►

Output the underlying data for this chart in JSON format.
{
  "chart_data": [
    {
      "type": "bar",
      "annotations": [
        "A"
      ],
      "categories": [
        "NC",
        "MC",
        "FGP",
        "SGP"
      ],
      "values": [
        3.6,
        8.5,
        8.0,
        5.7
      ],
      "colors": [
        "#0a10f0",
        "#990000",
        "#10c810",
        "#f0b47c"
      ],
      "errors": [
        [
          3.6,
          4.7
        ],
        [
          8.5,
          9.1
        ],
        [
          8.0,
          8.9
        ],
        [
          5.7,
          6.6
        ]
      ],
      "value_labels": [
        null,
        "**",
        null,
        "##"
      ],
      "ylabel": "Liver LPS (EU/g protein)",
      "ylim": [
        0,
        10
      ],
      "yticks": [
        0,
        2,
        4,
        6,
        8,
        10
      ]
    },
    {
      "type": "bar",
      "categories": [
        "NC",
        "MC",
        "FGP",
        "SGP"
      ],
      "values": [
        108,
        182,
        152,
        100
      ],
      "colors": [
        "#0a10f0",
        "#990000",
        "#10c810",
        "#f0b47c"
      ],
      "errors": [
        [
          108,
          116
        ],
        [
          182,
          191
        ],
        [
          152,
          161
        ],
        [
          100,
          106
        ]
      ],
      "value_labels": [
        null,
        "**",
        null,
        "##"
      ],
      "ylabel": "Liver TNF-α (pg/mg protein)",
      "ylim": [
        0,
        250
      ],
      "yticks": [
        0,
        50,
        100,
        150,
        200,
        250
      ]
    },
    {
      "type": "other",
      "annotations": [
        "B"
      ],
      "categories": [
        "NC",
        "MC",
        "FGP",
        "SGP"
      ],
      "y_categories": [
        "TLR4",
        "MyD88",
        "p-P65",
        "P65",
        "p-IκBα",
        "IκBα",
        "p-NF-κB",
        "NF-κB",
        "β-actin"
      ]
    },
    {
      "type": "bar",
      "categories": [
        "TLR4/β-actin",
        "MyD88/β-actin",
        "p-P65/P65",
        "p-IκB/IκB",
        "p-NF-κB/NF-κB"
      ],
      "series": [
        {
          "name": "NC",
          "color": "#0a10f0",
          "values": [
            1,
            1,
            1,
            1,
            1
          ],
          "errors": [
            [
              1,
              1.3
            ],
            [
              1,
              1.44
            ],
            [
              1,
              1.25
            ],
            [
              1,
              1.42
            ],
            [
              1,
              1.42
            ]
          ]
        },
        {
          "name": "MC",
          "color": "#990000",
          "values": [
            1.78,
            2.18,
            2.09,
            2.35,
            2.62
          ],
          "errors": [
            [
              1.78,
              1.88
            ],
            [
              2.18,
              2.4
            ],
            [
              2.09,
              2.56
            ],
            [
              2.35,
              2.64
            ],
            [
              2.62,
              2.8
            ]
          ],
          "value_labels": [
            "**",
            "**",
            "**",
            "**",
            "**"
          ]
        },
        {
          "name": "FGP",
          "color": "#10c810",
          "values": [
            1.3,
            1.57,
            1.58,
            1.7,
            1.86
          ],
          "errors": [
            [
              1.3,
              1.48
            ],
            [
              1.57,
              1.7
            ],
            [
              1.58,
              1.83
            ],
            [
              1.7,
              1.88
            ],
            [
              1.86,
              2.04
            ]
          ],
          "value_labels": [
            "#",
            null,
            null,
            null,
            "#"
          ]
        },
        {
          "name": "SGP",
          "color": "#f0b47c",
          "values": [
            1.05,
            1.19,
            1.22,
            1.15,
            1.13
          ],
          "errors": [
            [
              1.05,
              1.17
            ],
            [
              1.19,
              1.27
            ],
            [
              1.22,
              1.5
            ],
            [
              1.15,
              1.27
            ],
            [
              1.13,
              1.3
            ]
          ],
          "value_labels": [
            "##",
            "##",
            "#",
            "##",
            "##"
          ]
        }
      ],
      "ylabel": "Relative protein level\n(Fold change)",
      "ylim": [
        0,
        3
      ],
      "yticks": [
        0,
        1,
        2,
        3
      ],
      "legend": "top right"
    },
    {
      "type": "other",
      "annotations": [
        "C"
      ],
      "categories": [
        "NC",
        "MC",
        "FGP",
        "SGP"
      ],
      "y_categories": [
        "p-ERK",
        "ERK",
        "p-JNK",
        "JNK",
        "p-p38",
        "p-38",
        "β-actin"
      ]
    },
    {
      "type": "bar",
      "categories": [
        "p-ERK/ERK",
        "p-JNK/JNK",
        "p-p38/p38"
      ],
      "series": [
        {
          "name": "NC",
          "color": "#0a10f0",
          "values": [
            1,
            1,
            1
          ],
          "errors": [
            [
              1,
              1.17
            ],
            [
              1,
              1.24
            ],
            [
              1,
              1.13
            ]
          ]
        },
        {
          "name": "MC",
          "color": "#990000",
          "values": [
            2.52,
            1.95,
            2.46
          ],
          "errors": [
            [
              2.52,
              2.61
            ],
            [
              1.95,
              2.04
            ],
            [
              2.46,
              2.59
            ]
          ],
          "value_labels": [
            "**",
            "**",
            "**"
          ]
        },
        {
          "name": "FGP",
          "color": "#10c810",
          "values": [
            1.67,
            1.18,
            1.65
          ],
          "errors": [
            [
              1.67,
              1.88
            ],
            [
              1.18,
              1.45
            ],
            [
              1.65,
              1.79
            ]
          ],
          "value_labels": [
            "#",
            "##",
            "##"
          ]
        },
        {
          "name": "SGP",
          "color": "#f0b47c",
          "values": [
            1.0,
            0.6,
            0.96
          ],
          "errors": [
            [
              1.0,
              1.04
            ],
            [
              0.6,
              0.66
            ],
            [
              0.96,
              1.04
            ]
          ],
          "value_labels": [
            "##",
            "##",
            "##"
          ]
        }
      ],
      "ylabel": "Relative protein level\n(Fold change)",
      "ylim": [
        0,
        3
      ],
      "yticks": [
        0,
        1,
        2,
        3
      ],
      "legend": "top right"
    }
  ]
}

◄

# Work item:
Only the lines of the data holding the string "actin" are wanted; copy each of them.

# Solution to this exercise:
        "β-actin"
        "TLR4/β-actin",
        "MyD88/β-actin",
        "β-actin"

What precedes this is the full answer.